WORK TO BE COMPLETED
What is expected is a word-for-word copy of all the entries.

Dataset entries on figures
○ ○ ○ ○ ○ ○ ○

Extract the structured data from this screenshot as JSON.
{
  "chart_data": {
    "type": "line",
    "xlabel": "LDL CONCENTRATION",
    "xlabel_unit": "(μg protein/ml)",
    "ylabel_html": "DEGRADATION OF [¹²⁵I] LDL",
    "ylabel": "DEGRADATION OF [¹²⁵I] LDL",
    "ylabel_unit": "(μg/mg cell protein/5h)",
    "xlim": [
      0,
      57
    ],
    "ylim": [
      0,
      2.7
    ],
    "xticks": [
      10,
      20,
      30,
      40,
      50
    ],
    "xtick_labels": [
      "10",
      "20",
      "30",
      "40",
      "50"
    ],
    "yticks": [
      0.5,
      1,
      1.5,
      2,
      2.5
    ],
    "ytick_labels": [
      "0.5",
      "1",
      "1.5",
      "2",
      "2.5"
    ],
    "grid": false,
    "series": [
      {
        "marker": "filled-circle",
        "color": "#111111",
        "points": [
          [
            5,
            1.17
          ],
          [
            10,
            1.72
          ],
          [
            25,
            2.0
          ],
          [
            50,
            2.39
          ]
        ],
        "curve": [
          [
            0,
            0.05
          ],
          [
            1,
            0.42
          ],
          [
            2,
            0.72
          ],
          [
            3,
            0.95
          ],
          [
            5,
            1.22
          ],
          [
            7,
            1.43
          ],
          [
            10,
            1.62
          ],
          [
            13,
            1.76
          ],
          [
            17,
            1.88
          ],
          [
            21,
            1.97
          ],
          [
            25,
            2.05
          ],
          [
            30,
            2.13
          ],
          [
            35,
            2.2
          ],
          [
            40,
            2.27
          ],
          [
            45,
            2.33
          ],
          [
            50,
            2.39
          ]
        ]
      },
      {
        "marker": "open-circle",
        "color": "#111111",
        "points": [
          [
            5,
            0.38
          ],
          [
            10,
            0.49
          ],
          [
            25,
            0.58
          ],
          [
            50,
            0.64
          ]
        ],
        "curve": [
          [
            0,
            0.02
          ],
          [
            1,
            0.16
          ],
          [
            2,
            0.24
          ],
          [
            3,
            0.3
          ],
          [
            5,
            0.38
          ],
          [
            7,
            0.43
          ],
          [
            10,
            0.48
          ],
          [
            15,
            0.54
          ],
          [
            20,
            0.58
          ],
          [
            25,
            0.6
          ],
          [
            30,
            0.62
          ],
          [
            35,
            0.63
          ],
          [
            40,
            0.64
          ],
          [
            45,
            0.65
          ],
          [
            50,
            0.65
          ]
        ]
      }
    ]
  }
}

○ ○ ○ ○ ○ ○ ○

RESPONSE AREA
Extract the structured data from this screenshot as JSON.
{
  "chart_data": {
    "type": "line",
    "xlabel": "LDL CONCENTRATION",
    "xlabel_unit": "(μg protein/ml)",
    "ylabel_html": "DEGRADATION OF [¹²⁵I] LDL",
    "ylabel": "DEGRADATION OF [¹²⁵I] LDL",
    "ylabel_unit": "(μg/mg cell protein/5h)",
    "xlim": [
      0,
      57
    ],
    "ylim": [
      0,
      2.7
    ],
    "xticks": [
      10,
      20,
      30,
      40,
      50
    ],
    "xtick_labels": [
      "10",
      "20",
      "30",
      "40",
      "50"
    ],
    "yticks": [
      0.5,
      1,
      1.5,
      2,
      2.5
    ],
    "ytick_labels": [
      "0.5",
      "1",
      "1.5",
      "2",
      "2.5"
    ],
    "grid": false,
    "series": [
      {
        "marker": "filled-circle",
        "color": "#111111",
        "points": [
          [
            5,
            1.17
          ],
          [
            10,
            1.72
          ],
          [
            25,
            2.0
          ],
          [
            50,
            2.39
          ]
        ],
        "curve": [
          [
            0,
            0.05
          ],
          [
            1,
            0.42
          ],
          [
            2,
            0.72
          ],
          [
            3,
            0.95
          ],
          [
            5,
            1.22
          ],
          [
            7,
            1.43
          ],
          [
            10,
            1.62
          ],
          [
            13,
            1.76
          ],
          [
            17,
            1.88
          ],
          [
            21,
            1.97
          ],
          [
            25,
            2.05
          ],
          [
            30,
            2.13
          ],
          [
            35,
            2.2
          ],
          [
            40,
            2.27
          ],
          [
            45,
            2.33
          ],
          [
            50,
            2.39
          ]
        ]
      },
      {
        "marker": "open-circle",
        "color": "#111111",
        "points": [
          [
            5,
            0.38
          ],
          [
            10,
            0.49
          ],
          [
            25,
            0.58
          ],
          [
            50,
            0.64
          ]
        ],
        "curve": [
          [
            0,
            0.02
          ],
          [
            1,
            0.16
          ],
          [
            2,
            0.24
          ],
          [
            3,
            0.3
          ],
          [
            5,
            0.38
          ],
          [
            7,
            0.43
          ],
          [
            10,
            0.48
          ],
          [
            15,
            0.54
          ],
          [
            20,
            0.58
          ],
          [
            25,
            0.6
          ],
          [
            30,
            0.62
          ],
          [
            35,
            0.63
          ],
          [
            40,
            0.64
          ],
          [
            45,
            0.65
          ],
          [
            50,
            0.65
          ]
        ]
      }
    ]
  }
}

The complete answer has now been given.